**Stated exercise**
Write each line out again exactly as written.

Start

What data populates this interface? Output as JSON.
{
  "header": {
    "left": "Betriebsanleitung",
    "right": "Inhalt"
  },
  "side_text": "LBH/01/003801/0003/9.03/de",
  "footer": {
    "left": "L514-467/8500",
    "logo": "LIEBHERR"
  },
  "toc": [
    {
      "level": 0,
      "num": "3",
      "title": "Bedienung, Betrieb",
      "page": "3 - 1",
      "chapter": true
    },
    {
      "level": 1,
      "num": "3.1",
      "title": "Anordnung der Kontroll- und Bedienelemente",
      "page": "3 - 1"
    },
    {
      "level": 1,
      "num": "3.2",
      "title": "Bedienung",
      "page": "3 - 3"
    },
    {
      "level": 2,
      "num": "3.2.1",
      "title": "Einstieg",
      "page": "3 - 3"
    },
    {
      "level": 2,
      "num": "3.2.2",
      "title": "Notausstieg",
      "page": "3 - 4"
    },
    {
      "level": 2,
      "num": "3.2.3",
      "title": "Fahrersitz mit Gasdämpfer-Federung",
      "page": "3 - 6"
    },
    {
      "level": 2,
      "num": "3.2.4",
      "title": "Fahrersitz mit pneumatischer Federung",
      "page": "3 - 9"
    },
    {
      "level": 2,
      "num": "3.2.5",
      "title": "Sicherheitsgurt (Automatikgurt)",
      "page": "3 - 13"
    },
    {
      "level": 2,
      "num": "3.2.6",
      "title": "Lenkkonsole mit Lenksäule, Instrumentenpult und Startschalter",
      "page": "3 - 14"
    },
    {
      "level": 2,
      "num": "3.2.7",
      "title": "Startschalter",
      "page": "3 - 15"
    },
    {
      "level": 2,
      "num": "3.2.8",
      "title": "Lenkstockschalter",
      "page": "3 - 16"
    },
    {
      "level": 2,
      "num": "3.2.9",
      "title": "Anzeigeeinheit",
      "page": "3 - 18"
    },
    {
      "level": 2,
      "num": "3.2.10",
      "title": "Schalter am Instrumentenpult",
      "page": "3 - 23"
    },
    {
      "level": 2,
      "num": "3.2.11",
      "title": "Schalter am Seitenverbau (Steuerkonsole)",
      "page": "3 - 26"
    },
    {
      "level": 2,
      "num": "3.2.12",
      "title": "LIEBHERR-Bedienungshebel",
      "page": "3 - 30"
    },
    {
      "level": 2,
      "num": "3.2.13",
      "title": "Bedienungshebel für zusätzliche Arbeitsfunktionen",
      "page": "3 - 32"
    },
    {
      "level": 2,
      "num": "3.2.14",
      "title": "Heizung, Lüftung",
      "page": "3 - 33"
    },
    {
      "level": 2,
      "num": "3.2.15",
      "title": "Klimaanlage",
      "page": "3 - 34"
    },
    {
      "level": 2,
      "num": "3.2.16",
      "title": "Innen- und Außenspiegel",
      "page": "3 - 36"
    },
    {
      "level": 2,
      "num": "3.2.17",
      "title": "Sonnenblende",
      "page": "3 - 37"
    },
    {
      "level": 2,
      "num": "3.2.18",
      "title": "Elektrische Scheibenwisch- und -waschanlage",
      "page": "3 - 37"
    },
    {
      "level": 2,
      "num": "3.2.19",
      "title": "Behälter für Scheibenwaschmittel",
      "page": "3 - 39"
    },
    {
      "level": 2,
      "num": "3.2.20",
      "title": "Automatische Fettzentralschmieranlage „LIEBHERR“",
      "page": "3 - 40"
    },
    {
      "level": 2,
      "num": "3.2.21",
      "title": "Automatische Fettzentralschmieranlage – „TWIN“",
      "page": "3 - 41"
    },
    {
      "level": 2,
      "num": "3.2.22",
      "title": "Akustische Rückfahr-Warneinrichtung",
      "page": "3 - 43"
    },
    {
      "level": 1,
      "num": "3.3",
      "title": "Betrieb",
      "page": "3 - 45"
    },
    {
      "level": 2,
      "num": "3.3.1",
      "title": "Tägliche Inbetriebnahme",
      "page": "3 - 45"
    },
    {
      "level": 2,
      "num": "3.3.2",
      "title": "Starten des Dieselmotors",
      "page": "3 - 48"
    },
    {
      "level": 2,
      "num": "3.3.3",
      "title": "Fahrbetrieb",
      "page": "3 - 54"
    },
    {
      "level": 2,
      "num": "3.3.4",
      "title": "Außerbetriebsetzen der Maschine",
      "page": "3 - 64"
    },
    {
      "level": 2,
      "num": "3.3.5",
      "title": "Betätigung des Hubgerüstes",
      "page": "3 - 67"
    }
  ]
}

End

**Task result**
What data populates this interface? Output as JSON.
{
  "header": {
    "left": "Betriebsanleitung",
    "right": "Inhalt"
  },
  "side_text": "LBH/01/003801/0003/9.03/de",
  "footer": {
    "left": "L514-467/8500",
    "logo": "LIEBHERR"
  },
  "toc": [
    {
      "level": 0,
      "num": "3",
      "title": "Bedienung, Betrieb",
      "page": "3 - 1",
      "chapter": true
    },
    {
      "level": 1,
      "num": "3.1",
      "title": "Anordnung der Kontroll- und Bedienelemente",
      "page": "3 - 1"
    },
    {
      "level": 1,
      "num": "3.2",
      "title": "Bedienung",
      "page": "3 - 3"
    },
    {
      "level": 2,
      "num": "3.2.1",
      "title": "Einstieg",
      "page": "3 - 3"
    },
    {
      "level": 2,
      "num": "3.2.2",
      "title": "Notausstieg",
      "page": "3 - 4"
    },
    {
      "level": 2,
      "num": "3.2.3",
      "title": "Fahrersitz mit Gasdämpfer-Federung",
      "page": "3 - 6"
    },
    {
      "level": 2,
      "num": "3.2.4",
      "title": "Fahrersitz mit pneumatischer Federung",
      "page": "3 - 9"
    },
    {
      "level": 2,
      "num": "3.2.5",
      "title": "Sicherheitsgurt (Automatikgurt)",
      "page": "3 - 13"
    },
    {
      "level": 2,
      "num": "3.2.6",
      "title": "Lenkkonsole mit Lenksäule, Instrumentenpult und Startschalter",
      "page": "3 - 14"
    },
    {
      "level": 2,
      "num": "3.2.7",
      "title": "Startschalter",
      "page": "3 - 15"
    },
    {
      "level": 2,
      "num": "3.2.8",
      "title": "Lenkstockschalter",
      "page": "3 - 16"
    },
    {
      "level": 2,
      "num": "3.2.9",
      "title": "Anzeigeeinheit",
      "page": "3 - 18"
    },
    {
      "level": 2,
      "num": "3.2.10",
      "title": "Schalter am Instrumentenpult",
      "page": "3 - 23"
    },
    {
      "level": 2,
      "num": "3.2.11",
      "title": "Schalter am Seitenverbau (Steuerkonsole)",
      "page": "3 - 26"
    },
    {
      "level": 2,
      "num": "3.2.12",
      "title": "LIEBHERR-Bedienungshebel",
      "page": "3 - 30"
    },
    {
      "level": 2,
      "num": "3.2.13",
      "title": "Bedienungshebel für zusätzliche Arbeitsfunktionen",
      "page": "3 - 32"
    },
    {
      "level": 2,
      "num": "3.2.14",
      "title": "Heizung, Lüftung",
      "page": "3 - 33"
    },
    {
      "level": 2,
      "num": "3.2.15",
      "title": "Klimaanlage",
      "page": "3 - 34"
    },
    {
      "level": 2,
      "num": "3.2.16",
      "title": "Innen- und Außenspiegel",
      "page": "3 - 36"
    },
    {
      "level": 2,
      "num": "3.2.17",
      "title": "Sonnenblende",
      "page": "3 - 37"
    },
    {
      "level": 2,
      "num": "3.2.18",
      "title": "Elektrische Scheibenwisch- und -waschanlage",
      "page": "3 - 37"
    },
    {
      "level": 2,
      "num": "3.2.19",
      "title": "Behälter für Scheibenwaschmittel",
      "page": "3 - 39"
    },
    {
      "level": 2,
      "num": "3.2.20",
      "title": "Automatische Fettzentralschmieranlage „LIEBHERR“",
      "page": "3 - 40"
    },
    {
      "level": 2,
      "num": "3.2.21",
      "title": "Automatische Fettzentralschmieranlage – „TWIN“",
      "page": "3 - 41"
    },
    {
      "level": 2,
      "num": "3.2.22",
      "title": "Akustische Rückfahr-Warneinrichtung",
      "page": "3 - 43"
    },
    {
      "level": 1,
      "num": "3.3",
      "title": "Betrieb",
      "page": "3 - 45"
    },
    {
      "level": 2,
      "num": "3.3.1",
      "title": "Tägliche Inbetriebnahme",
      "page": "3 - 45"
    },
    {
      "level": 2,
      "num": "3.3.2",
      "title": "Starten des Dieselmotors",
      "page": "3 - 48"
    },
    {
      "level": 2,
      "num": "3.3.3",
      "title": "Fahrbetrieb",
      "page": "3 - 54"
    },
    {
      "level": 2,
      "num": "3.3.4",
      "title": "Außerbetriebsetzen der Maschine",
      "page": "3 - 64"
    },
    {
      "level": 2,
      "num": "3.3.5",
      "title": "Betätigung des Hubgerüstes",
      "page": "3 - 67"
    }
  ]
}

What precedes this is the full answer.